● **DATA PROVIDED**:
----------------

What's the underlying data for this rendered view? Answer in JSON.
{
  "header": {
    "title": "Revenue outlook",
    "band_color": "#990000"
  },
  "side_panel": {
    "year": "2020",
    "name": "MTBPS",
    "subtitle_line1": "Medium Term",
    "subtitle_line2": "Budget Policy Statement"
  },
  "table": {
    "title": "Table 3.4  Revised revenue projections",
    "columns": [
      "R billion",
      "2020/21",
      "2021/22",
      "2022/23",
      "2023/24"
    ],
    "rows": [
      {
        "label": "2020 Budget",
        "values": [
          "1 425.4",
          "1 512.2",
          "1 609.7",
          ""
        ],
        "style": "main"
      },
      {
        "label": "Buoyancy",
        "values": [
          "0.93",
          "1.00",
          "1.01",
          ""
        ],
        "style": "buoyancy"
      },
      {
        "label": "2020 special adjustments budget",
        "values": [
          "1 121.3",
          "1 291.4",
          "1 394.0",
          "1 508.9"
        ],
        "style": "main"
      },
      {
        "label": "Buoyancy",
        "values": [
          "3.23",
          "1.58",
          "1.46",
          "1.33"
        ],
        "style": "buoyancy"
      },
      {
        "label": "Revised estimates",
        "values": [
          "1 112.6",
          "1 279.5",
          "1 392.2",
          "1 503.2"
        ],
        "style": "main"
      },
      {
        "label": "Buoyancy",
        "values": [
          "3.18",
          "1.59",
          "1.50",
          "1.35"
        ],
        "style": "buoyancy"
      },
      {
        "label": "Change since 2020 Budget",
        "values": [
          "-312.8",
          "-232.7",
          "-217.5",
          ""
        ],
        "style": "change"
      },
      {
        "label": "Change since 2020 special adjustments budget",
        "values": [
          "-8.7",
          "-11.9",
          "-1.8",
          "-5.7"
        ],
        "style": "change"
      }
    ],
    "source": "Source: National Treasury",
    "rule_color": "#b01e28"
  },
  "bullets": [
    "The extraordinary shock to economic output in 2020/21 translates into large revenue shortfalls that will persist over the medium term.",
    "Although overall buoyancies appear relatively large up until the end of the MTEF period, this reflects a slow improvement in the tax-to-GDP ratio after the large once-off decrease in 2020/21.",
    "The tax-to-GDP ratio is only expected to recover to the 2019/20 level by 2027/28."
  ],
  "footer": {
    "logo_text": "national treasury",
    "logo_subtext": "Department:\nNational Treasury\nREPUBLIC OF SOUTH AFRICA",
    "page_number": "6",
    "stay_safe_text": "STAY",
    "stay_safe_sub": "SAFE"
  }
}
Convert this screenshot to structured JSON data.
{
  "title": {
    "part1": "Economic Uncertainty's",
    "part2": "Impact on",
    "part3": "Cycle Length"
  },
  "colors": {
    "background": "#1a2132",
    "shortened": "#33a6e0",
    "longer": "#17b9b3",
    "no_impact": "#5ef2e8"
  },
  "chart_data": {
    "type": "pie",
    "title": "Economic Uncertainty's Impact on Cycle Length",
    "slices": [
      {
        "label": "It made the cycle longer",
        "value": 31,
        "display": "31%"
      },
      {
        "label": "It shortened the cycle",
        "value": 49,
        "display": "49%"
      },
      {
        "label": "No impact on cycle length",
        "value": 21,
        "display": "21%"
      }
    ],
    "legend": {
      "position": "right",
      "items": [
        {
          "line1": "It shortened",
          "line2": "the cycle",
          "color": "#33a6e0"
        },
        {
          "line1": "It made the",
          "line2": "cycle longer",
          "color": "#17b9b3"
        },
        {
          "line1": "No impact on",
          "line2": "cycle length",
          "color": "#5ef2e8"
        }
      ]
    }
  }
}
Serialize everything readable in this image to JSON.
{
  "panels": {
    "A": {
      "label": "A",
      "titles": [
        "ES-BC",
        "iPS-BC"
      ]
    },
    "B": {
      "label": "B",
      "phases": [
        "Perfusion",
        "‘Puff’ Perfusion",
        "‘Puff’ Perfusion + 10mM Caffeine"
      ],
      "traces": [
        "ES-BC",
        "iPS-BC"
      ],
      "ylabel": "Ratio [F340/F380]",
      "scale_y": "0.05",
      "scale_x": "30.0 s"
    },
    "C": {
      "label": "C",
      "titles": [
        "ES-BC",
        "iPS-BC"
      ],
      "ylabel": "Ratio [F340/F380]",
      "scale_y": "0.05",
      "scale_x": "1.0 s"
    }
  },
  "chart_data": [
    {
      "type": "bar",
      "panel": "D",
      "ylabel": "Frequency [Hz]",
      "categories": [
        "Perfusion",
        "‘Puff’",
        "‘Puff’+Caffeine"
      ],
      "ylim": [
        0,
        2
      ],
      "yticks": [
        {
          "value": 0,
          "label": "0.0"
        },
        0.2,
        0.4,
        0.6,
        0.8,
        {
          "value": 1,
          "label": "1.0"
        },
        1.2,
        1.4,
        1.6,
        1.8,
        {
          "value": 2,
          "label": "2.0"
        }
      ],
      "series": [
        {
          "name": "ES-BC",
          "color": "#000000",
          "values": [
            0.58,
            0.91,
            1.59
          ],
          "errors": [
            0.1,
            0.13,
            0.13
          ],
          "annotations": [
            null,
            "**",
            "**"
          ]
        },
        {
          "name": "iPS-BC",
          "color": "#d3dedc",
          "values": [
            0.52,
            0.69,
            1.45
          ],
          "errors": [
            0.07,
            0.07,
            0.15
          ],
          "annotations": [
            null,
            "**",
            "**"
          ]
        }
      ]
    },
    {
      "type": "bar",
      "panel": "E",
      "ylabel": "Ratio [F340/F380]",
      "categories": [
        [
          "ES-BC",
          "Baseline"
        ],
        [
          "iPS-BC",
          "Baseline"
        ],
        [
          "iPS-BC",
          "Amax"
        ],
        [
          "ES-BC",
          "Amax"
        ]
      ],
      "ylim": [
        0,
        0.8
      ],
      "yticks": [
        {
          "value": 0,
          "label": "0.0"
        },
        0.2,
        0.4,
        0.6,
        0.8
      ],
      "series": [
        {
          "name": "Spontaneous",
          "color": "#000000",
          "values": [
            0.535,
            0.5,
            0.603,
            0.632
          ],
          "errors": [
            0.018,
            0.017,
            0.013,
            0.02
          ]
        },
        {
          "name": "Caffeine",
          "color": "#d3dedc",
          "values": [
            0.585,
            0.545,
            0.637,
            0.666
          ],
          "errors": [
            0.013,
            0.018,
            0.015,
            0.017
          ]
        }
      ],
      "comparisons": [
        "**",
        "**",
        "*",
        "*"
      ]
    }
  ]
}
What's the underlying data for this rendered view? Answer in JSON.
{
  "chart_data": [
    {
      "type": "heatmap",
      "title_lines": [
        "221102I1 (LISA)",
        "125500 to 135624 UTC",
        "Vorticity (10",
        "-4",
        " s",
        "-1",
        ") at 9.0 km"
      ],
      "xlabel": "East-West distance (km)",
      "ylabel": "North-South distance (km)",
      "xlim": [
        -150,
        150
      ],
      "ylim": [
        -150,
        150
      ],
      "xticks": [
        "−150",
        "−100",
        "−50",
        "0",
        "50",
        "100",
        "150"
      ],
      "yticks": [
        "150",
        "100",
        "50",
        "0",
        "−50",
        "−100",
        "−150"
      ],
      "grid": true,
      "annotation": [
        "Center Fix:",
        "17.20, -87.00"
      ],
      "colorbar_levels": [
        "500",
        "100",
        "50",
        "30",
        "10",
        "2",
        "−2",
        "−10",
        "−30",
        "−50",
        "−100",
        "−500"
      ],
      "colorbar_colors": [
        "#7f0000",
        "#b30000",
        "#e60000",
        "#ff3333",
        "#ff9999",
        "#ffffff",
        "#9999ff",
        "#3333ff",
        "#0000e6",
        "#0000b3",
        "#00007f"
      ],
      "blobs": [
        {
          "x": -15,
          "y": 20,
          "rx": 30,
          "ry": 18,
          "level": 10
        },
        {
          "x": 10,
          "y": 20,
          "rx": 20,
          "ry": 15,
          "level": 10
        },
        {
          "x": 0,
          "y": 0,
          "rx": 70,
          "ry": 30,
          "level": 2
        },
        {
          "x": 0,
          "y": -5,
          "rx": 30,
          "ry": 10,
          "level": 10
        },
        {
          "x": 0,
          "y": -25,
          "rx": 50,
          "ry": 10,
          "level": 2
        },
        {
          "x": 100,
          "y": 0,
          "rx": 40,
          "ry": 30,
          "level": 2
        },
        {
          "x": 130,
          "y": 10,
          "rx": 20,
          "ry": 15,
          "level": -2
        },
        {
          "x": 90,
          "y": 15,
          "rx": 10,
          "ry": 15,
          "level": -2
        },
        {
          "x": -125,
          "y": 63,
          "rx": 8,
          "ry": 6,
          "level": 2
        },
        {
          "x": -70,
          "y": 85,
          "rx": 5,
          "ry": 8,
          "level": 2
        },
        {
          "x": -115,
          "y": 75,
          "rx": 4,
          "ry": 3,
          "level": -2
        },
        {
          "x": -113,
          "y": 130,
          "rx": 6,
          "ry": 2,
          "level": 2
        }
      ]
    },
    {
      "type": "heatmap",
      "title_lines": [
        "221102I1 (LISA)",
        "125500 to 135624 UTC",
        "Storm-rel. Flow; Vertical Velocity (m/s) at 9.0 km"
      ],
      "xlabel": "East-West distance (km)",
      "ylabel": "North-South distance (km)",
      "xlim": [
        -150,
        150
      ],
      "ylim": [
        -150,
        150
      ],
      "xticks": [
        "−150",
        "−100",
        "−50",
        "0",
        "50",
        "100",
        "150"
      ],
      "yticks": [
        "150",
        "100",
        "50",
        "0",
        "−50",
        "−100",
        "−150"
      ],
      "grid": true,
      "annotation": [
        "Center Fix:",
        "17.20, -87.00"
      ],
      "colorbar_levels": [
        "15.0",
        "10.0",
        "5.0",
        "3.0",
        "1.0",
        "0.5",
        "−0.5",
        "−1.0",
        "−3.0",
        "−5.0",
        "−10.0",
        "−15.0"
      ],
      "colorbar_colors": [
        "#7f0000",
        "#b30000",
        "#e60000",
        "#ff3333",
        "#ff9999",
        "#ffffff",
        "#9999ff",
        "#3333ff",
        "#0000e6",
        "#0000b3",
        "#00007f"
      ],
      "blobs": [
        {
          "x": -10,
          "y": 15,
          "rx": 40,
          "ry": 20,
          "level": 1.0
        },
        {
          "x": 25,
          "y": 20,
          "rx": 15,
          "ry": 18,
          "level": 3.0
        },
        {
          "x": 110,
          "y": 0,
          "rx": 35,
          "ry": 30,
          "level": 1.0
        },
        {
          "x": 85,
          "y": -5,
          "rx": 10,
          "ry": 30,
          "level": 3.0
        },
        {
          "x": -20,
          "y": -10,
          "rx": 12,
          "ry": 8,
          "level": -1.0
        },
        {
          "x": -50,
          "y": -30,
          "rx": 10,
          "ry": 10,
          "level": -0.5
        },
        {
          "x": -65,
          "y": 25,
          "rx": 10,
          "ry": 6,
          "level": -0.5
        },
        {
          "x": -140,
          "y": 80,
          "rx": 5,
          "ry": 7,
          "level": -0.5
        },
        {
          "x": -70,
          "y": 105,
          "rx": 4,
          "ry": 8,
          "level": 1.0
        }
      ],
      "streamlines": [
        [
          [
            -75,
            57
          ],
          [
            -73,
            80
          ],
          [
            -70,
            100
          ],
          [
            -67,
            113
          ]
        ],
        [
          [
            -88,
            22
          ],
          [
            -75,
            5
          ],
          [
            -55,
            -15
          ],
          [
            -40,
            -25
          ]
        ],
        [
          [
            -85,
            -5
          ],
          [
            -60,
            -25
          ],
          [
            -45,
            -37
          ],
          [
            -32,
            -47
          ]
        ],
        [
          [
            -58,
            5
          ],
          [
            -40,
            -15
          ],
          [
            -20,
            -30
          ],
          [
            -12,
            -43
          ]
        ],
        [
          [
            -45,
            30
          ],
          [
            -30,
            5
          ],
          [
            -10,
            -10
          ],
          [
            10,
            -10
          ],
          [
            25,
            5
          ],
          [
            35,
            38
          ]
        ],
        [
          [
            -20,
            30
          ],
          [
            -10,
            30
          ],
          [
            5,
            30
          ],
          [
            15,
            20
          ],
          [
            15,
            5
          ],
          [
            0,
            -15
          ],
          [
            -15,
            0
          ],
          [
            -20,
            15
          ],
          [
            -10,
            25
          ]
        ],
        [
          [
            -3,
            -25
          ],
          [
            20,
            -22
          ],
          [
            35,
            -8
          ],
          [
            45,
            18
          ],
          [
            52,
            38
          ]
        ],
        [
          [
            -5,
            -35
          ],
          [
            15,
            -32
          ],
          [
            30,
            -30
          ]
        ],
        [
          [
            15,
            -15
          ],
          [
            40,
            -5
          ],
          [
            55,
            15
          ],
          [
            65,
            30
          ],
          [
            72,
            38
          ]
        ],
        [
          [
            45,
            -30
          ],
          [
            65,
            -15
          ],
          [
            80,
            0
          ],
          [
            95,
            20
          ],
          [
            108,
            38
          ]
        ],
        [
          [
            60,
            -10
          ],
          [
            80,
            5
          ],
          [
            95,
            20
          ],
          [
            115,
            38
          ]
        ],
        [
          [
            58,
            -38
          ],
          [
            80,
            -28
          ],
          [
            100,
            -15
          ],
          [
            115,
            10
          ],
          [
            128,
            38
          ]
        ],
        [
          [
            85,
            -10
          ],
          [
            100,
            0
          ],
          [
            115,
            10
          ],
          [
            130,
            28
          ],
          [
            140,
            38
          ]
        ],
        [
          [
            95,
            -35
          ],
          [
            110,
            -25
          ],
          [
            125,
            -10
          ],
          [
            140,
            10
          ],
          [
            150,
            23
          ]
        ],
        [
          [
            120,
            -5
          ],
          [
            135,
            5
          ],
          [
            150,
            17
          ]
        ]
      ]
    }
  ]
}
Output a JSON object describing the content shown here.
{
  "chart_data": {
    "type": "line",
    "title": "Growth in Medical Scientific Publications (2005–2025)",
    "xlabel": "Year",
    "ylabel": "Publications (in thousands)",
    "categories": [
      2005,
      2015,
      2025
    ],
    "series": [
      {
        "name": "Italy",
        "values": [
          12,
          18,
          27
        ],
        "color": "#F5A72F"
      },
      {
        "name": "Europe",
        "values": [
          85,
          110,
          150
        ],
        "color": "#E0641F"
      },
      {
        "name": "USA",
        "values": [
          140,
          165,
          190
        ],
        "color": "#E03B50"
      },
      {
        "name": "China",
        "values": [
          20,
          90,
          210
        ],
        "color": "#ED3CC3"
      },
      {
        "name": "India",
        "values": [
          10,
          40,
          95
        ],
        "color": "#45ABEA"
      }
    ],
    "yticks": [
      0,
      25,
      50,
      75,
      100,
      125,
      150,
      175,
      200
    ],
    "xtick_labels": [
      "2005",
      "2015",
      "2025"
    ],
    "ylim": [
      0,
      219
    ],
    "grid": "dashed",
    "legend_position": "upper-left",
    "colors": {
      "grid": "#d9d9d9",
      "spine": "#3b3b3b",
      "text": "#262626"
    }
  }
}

----------------

● **SHORT TASK**:
Scan the material above for the word "since". Copy each line where it occurs.

● **OUTPUT FOR THIS TASK**:
        "label": "Change since 2020 Budget",
        "label": "Change since 2020 special adjustments budget",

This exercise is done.